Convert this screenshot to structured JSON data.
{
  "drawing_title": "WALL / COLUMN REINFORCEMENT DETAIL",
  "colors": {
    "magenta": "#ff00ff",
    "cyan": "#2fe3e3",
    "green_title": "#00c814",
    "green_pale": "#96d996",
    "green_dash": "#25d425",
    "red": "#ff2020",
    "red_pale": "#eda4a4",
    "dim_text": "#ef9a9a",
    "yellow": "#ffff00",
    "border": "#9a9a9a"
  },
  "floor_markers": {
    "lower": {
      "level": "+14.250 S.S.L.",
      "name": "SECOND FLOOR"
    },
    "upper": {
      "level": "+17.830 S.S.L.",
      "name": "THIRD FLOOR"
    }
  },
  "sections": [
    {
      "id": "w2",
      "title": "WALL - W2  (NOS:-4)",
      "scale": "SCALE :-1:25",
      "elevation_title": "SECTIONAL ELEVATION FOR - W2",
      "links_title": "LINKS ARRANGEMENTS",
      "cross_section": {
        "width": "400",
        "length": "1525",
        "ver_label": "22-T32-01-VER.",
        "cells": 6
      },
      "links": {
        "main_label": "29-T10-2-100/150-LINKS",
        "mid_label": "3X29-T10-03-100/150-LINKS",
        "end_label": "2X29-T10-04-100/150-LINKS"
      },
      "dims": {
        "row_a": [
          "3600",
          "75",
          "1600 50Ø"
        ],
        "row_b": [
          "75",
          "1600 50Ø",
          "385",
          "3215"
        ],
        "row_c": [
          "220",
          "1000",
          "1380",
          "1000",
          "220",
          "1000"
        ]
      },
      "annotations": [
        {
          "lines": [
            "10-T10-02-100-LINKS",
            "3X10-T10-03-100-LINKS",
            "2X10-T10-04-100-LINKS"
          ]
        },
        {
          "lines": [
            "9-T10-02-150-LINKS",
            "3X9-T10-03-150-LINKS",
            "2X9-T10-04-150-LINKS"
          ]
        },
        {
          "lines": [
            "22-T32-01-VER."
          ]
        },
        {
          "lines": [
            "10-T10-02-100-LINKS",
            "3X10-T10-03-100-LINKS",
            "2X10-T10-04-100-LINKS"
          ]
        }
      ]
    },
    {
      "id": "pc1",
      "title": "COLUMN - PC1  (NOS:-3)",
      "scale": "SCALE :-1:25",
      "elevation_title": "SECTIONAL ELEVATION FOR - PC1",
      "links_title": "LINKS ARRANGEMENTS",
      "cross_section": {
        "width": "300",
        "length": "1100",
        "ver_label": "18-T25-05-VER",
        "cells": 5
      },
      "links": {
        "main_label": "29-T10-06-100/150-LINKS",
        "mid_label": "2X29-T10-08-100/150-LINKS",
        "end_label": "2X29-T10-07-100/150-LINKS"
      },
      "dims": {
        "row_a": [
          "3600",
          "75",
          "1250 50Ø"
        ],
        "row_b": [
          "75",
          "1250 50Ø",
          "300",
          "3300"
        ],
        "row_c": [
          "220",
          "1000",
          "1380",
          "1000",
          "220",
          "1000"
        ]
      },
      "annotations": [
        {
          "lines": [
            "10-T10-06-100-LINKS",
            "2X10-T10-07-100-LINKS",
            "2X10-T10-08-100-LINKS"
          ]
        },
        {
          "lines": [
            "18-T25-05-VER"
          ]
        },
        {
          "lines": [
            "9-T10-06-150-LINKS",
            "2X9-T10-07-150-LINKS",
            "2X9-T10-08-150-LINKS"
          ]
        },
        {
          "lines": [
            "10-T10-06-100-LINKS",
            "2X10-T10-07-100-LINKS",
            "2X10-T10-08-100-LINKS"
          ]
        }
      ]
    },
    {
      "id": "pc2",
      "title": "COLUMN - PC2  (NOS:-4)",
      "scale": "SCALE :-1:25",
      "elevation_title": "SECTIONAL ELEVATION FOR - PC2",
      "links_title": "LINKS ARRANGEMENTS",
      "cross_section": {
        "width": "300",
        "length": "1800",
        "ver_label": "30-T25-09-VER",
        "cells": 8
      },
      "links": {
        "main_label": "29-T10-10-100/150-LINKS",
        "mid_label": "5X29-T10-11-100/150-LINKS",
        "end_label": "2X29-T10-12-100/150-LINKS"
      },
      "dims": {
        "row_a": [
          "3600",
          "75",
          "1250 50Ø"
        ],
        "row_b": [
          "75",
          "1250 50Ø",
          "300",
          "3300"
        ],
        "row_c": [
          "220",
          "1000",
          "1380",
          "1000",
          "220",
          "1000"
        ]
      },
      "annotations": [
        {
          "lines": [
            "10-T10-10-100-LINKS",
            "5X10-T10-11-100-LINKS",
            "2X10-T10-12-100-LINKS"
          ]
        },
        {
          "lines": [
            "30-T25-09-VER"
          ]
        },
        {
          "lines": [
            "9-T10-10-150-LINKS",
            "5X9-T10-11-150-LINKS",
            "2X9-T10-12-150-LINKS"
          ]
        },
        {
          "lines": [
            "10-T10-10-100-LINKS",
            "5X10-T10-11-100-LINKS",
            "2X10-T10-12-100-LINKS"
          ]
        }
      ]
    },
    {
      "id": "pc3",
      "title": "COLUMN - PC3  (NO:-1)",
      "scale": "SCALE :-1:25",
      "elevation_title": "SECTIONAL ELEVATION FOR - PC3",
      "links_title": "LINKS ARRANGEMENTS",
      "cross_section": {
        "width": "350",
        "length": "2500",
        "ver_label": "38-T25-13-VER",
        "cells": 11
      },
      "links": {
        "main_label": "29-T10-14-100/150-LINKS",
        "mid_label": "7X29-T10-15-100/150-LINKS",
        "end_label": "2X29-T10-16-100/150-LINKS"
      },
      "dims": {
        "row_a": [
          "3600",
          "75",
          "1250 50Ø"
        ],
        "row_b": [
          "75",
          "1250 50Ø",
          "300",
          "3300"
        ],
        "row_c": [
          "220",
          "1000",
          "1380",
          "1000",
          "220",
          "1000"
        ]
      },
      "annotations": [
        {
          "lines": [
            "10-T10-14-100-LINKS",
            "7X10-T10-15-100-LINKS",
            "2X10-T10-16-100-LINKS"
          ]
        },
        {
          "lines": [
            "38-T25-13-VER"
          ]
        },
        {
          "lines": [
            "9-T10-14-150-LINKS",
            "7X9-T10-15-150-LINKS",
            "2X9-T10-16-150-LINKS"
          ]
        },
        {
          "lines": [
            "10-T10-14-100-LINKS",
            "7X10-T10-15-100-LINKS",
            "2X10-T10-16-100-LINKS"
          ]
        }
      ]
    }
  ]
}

Given instruction: Where a line contains the string "WALL", extract that line.

Task solution:
  "drawing_title": "WALL / COLUMN REINFORCEMENT DETAIL",
      "title": "WALL - W2  (NOS:-4)",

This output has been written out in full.